◆ PROBLEM TO WORK ON: Return all lines where the word "allow" can be found.

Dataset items
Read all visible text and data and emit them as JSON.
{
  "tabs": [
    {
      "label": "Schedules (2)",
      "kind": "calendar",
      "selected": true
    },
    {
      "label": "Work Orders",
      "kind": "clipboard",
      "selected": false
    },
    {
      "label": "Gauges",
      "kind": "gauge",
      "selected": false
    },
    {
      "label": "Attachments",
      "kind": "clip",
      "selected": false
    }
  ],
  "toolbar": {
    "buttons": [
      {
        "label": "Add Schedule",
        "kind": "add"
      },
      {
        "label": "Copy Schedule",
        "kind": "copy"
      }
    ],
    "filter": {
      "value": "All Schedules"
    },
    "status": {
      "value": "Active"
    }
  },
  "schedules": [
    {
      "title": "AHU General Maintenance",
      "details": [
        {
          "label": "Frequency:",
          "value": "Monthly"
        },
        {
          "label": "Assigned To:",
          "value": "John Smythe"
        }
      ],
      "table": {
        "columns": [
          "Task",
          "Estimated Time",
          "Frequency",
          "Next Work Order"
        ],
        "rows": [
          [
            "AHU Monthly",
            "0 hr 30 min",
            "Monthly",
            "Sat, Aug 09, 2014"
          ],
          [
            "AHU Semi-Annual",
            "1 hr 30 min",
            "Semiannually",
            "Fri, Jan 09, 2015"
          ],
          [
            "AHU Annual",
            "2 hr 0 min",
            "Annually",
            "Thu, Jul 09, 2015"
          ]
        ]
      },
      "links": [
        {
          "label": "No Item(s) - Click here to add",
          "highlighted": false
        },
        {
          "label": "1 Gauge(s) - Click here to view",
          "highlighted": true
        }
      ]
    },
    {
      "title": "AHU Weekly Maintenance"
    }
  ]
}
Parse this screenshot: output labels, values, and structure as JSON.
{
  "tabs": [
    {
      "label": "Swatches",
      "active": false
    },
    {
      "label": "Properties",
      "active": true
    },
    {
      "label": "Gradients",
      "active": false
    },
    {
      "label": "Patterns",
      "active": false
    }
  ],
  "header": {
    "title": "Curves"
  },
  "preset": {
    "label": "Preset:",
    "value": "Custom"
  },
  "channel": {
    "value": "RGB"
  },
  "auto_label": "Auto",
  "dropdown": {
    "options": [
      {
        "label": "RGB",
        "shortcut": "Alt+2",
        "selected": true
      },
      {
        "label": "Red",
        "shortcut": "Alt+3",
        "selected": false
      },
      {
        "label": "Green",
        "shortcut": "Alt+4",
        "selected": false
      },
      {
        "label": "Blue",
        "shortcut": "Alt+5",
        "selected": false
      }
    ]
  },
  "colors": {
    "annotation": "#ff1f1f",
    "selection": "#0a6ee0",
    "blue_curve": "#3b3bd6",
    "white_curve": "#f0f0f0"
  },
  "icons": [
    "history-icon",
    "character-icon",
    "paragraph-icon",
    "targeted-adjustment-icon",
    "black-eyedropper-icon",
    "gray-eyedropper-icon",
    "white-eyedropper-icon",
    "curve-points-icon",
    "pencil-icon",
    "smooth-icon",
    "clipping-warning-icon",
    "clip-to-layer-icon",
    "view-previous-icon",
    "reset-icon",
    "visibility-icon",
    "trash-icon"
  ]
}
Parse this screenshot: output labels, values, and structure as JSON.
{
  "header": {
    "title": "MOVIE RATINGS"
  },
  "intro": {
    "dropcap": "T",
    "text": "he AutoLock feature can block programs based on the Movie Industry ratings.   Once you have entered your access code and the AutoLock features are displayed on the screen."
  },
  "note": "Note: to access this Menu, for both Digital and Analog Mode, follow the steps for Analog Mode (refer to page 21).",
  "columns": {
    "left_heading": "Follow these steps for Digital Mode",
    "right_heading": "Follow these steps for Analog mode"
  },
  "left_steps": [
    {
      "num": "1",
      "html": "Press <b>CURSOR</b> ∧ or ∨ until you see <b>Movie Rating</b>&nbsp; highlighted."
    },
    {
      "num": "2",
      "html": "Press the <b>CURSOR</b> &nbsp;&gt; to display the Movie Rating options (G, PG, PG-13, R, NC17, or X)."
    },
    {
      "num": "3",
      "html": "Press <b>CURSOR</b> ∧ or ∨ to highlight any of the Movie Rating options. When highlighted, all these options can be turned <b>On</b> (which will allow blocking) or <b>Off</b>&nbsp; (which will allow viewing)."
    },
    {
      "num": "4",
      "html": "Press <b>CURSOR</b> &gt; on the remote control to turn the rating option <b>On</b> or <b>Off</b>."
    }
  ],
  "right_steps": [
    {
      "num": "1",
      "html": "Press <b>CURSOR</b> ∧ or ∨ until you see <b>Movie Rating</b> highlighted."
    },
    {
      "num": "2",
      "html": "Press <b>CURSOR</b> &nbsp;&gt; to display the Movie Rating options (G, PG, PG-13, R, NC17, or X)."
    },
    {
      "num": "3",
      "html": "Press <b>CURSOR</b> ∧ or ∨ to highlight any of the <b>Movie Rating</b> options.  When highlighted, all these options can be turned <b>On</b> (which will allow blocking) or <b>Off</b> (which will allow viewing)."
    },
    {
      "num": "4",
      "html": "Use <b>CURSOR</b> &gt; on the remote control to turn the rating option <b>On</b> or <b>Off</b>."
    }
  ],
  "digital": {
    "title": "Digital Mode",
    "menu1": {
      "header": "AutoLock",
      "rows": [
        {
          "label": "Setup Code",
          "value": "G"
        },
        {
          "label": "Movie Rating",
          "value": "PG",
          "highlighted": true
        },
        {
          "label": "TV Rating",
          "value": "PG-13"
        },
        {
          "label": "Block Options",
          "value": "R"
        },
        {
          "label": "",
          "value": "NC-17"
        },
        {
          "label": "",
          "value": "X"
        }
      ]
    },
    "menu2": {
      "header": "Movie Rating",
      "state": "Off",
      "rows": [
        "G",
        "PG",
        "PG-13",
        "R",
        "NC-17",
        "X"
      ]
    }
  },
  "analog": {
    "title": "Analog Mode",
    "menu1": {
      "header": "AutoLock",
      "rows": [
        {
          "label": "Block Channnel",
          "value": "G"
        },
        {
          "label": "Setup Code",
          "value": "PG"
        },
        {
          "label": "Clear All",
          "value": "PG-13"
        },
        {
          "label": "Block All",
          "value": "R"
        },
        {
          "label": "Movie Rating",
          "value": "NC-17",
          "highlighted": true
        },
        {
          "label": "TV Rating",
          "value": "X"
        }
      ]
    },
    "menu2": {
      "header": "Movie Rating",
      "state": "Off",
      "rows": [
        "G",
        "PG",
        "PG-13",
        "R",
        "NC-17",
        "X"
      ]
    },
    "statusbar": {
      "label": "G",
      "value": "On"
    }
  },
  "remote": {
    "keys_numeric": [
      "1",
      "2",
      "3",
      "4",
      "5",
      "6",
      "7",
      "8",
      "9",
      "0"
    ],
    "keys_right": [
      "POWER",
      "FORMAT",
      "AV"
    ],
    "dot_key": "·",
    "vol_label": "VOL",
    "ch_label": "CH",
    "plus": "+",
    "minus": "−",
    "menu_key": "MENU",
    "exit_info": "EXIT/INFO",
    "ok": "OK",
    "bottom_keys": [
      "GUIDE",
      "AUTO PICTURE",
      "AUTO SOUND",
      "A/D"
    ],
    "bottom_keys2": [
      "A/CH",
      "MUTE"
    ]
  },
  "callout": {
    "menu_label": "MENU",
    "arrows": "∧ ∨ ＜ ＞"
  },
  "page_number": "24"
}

◆ SOLUTION TO THIS PROBLEM:
      "html": "Press <b>CURSOR</b> ∧ or ∨ to highlight any of the Movie Rating options. When highlighted, all these options can be turned <b>On</b> (which will allow blocking) or <b>Off</b>&nbsp; (which will allow viewing)."
      "html": "Press <b>CURSOR</b> ∧ or ∨ to highlight any of the <b>Movie Rating</b> options.  When highlighted, all these options can be turned <b>On</b> (which will allow blocking) or <b>Off</b> (which will allow viewing)."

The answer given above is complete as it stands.